[A block of data]
---*---
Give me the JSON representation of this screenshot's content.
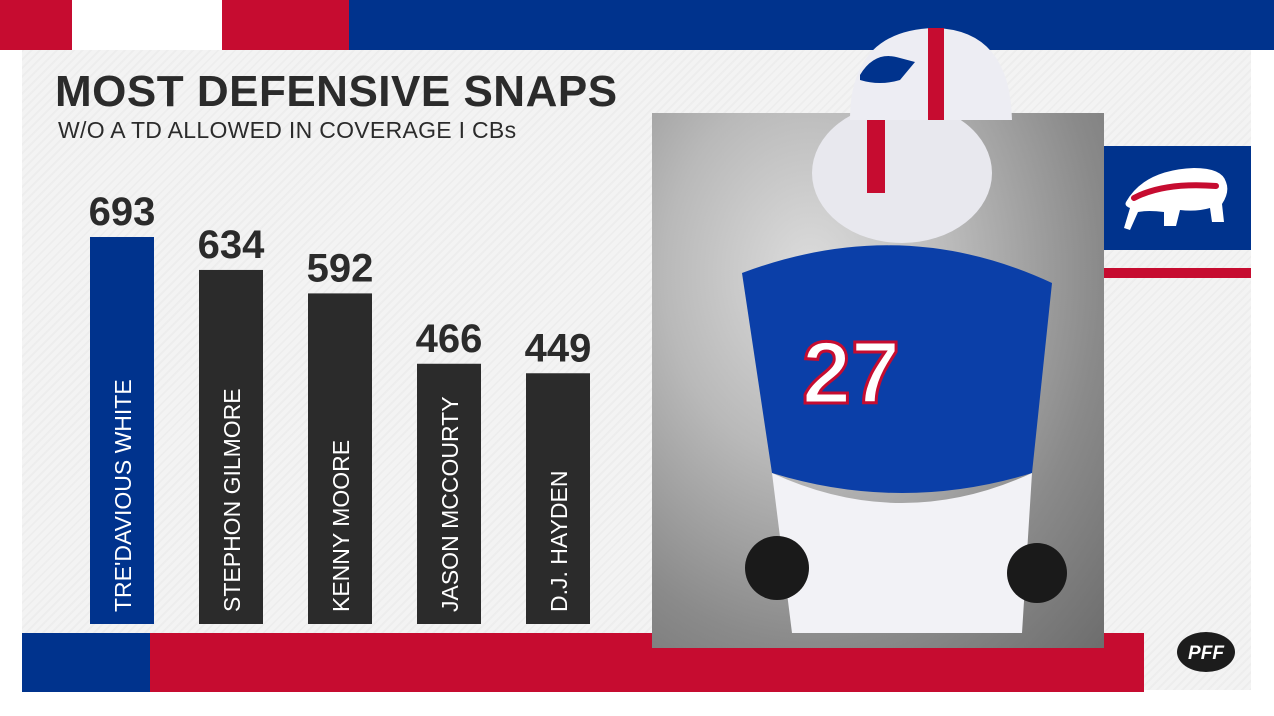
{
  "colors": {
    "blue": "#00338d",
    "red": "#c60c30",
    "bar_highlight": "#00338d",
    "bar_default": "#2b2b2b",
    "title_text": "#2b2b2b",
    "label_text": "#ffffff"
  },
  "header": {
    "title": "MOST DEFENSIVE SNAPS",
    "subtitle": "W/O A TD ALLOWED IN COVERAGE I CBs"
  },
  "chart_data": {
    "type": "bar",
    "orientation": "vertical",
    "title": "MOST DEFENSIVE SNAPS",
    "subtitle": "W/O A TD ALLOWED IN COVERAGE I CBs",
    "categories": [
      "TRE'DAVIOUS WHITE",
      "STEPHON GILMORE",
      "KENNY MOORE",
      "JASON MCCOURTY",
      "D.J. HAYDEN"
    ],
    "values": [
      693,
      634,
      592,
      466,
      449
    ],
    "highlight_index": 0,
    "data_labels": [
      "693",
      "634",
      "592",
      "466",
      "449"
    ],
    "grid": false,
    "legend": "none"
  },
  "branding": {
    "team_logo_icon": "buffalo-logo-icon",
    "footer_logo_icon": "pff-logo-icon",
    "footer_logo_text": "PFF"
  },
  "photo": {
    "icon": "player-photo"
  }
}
---*---
Respond with the number of lines containing "subtitle" and no additional words.

_Result of the exercise_. 2